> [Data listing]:
+++

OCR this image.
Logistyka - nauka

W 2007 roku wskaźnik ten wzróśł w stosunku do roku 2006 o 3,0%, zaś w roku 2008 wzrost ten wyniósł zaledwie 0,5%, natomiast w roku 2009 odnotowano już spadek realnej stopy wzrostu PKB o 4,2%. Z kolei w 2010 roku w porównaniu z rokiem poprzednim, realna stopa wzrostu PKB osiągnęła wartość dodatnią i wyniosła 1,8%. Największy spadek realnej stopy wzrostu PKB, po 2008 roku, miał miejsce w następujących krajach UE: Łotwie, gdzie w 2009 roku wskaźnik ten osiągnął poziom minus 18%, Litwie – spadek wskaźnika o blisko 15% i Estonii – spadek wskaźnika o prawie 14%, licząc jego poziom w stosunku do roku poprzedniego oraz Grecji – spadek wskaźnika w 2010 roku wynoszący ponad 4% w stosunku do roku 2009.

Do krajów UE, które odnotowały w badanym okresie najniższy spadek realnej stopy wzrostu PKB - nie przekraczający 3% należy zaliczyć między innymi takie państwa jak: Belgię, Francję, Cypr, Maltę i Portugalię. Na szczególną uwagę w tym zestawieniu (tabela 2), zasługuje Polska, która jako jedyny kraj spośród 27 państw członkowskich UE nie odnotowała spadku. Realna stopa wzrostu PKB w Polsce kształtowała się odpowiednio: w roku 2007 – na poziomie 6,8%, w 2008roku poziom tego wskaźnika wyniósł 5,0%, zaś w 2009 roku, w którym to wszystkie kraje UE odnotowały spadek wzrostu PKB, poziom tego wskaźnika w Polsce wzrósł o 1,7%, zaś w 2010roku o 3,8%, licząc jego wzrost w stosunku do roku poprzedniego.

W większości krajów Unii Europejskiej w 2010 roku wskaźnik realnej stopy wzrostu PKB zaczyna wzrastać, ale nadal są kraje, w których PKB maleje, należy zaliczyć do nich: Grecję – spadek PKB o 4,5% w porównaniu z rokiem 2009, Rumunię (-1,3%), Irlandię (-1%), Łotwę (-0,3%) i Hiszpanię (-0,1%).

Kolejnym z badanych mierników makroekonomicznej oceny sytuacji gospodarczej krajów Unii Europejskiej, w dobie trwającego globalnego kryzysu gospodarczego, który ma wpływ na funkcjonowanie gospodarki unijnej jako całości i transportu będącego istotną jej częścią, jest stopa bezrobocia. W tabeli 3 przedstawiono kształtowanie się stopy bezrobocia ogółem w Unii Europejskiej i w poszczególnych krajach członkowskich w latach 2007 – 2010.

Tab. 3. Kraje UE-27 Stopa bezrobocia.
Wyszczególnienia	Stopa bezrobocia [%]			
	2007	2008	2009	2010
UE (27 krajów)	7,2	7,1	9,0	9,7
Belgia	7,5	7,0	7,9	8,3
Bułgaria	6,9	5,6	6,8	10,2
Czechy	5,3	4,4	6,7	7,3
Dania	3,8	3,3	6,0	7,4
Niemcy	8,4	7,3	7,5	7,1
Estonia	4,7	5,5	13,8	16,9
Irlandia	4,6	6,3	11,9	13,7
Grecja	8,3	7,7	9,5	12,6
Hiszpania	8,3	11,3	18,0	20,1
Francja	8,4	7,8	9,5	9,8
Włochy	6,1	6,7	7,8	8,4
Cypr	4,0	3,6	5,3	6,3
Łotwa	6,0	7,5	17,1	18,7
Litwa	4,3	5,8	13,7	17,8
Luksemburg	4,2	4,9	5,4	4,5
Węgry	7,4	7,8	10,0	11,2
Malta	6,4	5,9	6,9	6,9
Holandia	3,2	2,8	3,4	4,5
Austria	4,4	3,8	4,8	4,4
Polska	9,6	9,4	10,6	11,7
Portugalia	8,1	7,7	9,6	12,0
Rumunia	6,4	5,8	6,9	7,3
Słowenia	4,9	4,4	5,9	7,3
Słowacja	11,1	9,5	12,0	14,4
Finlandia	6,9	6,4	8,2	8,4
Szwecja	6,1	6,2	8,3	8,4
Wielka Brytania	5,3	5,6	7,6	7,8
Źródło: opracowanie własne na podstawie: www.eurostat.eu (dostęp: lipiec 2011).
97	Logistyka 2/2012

+++

> [THE PROBLEM]:
Retype every record above exactly as it appears.

> [REPLY TO THE EXERCISE]:
OCR this image.
Logistyka - nauka

W 2007 roku wskaźnik ten wzróśł w stosunku do roku 2006 o 3,0%, zaś w roku 2008 wzrost ten wyniósł zaledwie 0,5%, natomiast w roku 2009 odnotowano już spadek realnej stopy wzrostu PKB o 4,2%. Z kolei w 2010 roku w porównaniu z rokiem poprzednim, realna stopa wzrostu PKB osiągnęła wartość dodatnią i wyniosła 1,8%. Największy spadek realnej stopy wzrostu PKB, po 2008 roku, miał miejsce w następujących krajach UE: Łotwie, gdzie w 2009 roku wskaźnik ten osiągnął poziom minus 18%, Litwie – spadek wskaźnika o blisko 15% i Estonii – spadek wskaźnika o prawie 14%, licząc jego poziom w stosunku do roku poprzedniego oraz Grecji – spadek wskaźnika w 2010 roku wynoszący ponad 4% w stosunku do roku 2009.

Do krajów UE, które odnotowały w badanym okresie najniższy spadek realnej stopy wzrostu PKB - nie przekraczający 3% należy zaliczyć między innymi takie państwa jak: Belgię, Francję, Cypr, Maltę i Portugalię. Na szczególną uwagę w tym zestawieniu (tabela 2), zasługuje Polska, która jako jedyny kraj spośród 27 państw członkowskich UE nie odnotowała spadku. Realna stopa wzrostu PKB w Polsce kształtowała się odpowiednio: w roku 2007 – na poziomie 6,8%, w 2008roku poziom tego wskaźnika wyniósł 5,0%, zaś w 2009 roku, w którym to wszystkie kraje UE odnotowały spadek wzrostu PKB, poziom tego wskaźnika w Polsce wzrósł o 1,7%, zaś w 2010roku o 3,8%, licząc jego wzrost w stosunku do roku poprzedniego.

W większości krajów Unii Europejskiej w 2010 roku wskaźnik realnej stopy wzrostu PKB zaczyna wzrastać, ale nadal są kraje, w których PKB maleje, należy zaliczyć do nich: Grecję – spadek PKB o 4,5% w porównaniu z rokiem 2009, Rumunię (-1,3%), Irlandię (-1%), Łotwę (-0,3%) i Hiszpanię (-0,1%).

Kolejnym z badanych mierników makroekonomicznej oceny sytuacji gospodarczej krajów Unii Europejskiej, w dobie trwającego globalnego kryzysu gospodarczego, który ma wpływ na funkcjonowanie gospodarki unijnej jako całości i transportu będącego istotną jej częścią, jest stopa bezrobocia. W tabeli 3 przedstawiono kształtowanie się stopy bezrobocia ogółem w Unii Europejskiej i w poszczególnych krajach członkowskich w latach 2007 – 2010.

Tab. 3. Kraje UE-27 Stopa bezrobocia.
Wyszczególnienia	Stopa bezrobocia [%]			
	2007	2008	2009	2010
UE (27 krajów)	7,2	7,1	9,0	9,7
Belgia	7,5	7,0	7,9	8,3
Bułgaria	6,9	5,6	6,8	10,2
Czechy	5,3	4,4	6,7	7,3
Dania	3,8	3,3	6,0	7,4
Niemcy	8,4	7,3	7,5	7,1
Estonia	4,7	5,5	13,8	16,9
Irlandia	4,6	6,3	11,9	13,7
Grecja	8,3	7,7	9,5	12,6
Hiszpania	8,3	11,3	18,0	20,1
Francja	8,4	7,8	9,5	9,8
Włochy	6,1	6,7	7,8	8,4
Cypr	4,0	3,6	5,3	6,3
Łotwa	6,0	7,5	17,1	18,7
Litwa	4,3	5,8	13,7	17,8
Luksemburg	4,2	4,9	5,4	4,5
Węgry	7,4	7,8	10,0	11,2
Malta	6,4	5,9	6,9	6,9
Holandia	3,2	2,8	3,4	4,5
Austria	4,4	3,8	4,8	4,4
Polska	9,6	9,4	10,6	11,7
Portugalia	8,1	7,7	9,6	12,0
Rumunia	6,4	5,8	6,9	7,3
Słowenia	4,9	4,4	5,9	7,3
Słowacja	11,1	9,5	12,0	14,4
Finlandia	6,9	6,4	8,2	8,4
Szwecja	6,1	6,2	8,3	8,4
Wielka Brytania	5,3	5,6	7,6	7,8
Źródło: opracowanie własne na podstawie: www.eurostat.eu (dostęp: lipiec 2011).
97	Logistyka 2/2012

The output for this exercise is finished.